__Direction__: From the entries below, gather each line containing the word "DiFi".
## Start Extracted material
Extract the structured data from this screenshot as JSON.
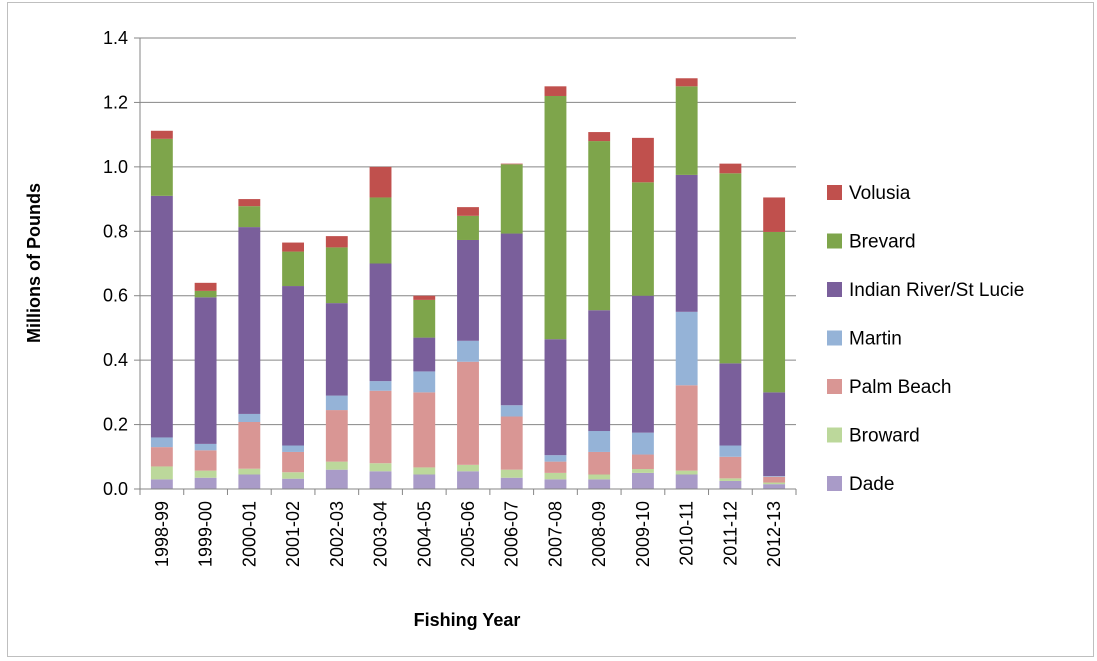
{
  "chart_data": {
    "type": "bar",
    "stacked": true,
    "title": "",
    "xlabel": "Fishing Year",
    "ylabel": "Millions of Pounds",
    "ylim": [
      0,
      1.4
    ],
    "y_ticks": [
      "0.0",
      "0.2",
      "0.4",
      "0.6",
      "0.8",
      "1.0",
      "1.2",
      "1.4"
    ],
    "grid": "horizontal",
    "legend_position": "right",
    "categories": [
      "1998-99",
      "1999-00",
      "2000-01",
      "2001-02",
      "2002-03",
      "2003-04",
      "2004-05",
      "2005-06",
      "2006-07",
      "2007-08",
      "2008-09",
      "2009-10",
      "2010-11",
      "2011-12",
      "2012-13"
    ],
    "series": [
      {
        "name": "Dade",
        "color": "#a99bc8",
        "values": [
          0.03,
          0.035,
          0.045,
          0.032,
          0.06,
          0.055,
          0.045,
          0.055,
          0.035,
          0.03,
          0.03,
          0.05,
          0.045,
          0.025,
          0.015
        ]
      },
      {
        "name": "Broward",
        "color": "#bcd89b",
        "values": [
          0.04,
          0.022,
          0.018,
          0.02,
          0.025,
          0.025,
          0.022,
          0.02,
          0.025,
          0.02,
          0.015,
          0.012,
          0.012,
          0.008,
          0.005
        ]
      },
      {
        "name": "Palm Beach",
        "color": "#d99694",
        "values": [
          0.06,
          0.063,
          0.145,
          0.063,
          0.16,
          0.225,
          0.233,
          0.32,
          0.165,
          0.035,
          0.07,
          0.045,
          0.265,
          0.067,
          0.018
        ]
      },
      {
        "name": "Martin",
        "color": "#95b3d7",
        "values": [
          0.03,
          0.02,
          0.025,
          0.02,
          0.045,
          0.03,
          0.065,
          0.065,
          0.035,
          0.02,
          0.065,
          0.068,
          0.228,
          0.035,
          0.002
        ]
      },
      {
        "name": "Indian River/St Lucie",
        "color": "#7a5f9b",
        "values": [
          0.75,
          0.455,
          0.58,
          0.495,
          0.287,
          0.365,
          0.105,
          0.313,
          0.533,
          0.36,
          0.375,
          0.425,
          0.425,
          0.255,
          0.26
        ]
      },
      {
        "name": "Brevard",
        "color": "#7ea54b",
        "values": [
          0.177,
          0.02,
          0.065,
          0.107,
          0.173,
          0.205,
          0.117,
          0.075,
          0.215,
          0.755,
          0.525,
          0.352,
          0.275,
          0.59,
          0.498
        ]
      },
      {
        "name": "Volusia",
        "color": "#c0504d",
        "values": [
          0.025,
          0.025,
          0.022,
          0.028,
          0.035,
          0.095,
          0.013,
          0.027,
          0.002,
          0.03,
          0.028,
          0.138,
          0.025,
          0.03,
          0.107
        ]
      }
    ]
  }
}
## End Extracted material
## Start Extracted material
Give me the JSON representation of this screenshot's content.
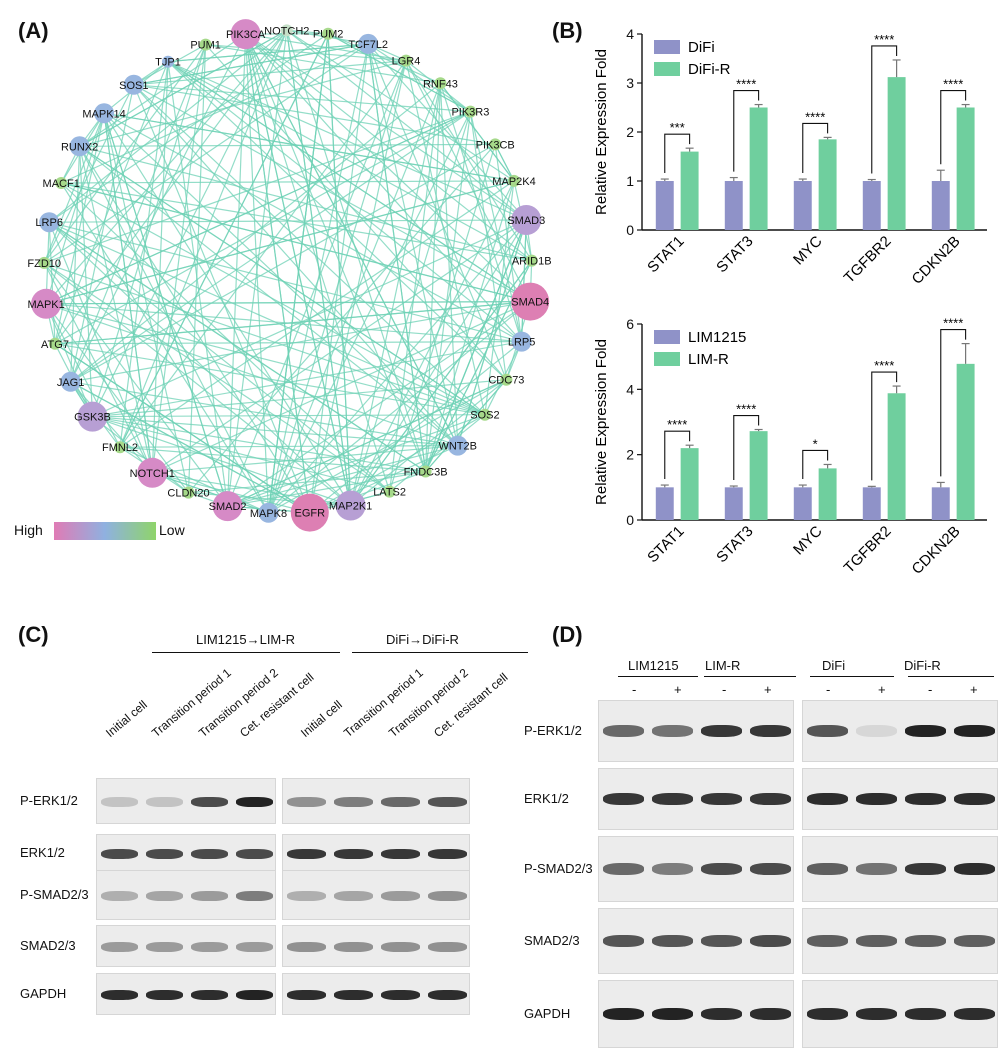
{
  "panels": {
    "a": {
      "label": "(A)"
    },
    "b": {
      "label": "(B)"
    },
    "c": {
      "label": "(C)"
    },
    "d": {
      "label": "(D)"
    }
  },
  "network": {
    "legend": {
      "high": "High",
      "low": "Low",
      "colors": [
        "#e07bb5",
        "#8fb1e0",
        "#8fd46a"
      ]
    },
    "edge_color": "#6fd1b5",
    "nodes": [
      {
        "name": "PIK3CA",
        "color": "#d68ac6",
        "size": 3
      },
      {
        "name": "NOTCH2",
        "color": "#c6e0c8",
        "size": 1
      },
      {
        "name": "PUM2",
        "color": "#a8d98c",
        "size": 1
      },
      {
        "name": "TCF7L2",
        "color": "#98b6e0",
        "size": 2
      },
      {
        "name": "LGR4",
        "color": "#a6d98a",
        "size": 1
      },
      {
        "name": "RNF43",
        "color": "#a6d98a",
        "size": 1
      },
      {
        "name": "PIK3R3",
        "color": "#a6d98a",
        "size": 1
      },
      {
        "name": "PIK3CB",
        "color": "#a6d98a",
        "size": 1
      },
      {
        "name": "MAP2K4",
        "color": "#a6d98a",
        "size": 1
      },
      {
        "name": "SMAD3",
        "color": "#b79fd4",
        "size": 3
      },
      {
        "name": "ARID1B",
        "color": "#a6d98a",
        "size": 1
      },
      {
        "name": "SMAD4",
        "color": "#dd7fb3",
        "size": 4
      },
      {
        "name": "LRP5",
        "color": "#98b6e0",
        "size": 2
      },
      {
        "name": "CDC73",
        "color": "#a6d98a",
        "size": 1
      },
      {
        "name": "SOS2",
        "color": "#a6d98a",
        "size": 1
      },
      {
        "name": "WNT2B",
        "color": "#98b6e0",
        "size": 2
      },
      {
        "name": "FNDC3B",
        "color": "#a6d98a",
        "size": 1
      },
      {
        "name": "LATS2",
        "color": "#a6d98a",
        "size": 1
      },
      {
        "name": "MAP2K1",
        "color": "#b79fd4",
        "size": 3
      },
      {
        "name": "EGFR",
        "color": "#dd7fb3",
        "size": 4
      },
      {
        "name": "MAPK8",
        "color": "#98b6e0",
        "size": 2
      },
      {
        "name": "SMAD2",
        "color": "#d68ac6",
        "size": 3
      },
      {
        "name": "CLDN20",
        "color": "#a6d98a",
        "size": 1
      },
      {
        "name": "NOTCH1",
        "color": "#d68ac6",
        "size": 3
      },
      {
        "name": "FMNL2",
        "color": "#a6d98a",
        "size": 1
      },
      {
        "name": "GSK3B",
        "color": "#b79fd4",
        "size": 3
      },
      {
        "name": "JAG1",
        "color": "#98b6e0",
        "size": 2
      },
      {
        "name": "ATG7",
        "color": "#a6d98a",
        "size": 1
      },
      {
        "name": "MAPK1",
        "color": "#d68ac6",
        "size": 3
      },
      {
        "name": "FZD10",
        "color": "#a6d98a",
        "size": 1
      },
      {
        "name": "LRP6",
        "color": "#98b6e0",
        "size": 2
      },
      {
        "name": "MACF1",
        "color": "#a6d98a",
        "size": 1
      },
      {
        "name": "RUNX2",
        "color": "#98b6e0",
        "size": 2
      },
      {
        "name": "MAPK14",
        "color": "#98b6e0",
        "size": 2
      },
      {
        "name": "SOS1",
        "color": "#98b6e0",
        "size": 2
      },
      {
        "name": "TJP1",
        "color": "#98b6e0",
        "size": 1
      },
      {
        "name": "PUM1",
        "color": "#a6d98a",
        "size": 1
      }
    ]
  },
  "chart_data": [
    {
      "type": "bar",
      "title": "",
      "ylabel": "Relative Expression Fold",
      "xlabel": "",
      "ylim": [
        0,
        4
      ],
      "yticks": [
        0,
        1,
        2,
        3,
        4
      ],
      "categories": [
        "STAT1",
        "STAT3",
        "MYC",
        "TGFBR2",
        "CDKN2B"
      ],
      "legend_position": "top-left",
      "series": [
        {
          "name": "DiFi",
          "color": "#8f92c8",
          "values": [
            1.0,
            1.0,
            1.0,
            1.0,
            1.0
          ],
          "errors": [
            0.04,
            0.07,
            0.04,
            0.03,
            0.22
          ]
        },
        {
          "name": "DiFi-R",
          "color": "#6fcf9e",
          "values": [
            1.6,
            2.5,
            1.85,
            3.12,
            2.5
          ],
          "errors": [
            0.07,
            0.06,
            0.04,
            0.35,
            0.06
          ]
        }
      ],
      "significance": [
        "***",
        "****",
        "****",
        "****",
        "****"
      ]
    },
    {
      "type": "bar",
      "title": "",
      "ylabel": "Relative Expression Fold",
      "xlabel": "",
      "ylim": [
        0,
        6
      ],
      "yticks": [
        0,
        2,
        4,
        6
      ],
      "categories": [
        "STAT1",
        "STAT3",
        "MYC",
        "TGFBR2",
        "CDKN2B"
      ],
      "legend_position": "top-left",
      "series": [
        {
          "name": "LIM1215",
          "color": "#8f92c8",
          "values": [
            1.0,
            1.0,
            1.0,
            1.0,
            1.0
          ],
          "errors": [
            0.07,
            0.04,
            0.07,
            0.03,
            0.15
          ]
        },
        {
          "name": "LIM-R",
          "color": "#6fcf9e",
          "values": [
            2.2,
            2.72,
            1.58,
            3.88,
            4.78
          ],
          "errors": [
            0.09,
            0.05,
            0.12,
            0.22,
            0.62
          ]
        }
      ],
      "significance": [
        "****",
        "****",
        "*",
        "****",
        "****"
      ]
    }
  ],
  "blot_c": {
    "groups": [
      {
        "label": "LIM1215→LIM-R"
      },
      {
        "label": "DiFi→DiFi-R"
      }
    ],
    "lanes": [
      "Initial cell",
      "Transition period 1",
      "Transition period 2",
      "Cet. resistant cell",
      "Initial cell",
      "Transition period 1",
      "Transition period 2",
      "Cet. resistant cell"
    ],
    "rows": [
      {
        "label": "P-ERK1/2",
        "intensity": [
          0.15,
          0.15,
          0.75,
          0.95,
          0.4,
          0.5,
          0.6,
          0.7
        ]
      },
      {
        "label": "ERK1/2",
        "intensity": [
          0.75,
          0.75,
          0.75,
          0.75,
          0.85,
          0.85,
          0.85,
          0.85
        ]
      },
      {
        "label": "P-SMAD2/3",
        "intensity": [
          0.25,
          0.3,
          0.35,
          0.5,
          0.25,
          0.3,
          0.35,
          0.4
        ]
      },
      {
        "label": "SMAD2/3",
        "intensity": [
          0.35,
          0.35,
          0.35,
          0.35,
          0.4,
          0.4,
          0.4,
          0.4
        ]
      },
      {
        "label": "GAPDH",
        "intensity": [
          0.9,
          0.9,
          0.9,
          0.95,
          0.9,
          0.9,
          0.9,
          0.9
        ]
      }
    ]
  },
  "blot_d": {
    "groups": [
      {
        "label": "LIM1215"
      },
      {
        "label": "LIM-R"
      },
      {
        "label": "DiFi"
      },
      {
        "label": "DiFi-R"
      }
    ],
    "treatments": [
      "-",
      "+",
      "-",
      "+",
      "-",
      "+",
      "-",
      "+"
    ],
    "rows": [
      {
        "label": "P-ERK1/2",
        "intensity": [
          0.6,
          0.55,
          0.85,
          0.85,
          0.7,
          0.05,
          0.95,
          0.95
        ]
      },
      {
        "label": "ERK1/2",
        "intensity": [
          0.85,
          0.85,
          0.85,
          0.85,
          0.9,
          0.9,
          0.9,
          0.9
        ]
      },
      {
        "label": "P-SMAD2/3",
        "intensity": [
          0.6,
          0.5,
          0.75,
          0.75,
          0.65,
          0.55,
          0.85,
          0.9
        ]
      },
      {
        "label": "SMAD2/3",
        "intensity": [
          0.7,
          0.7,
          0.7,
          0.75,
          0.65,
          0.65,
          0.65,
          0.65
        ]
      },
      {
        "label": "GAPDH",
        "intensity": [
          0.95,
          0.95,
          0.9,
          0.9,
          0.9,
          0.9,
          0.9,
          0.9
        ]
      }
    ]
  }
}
## End Extracted material
__Written reply__:
          "name": "DiFi",
          "name": "DiFi-R",
        "label": "DiFi→DiFi-R"
        "label": "DiFi"
        "label": "DiFi-R"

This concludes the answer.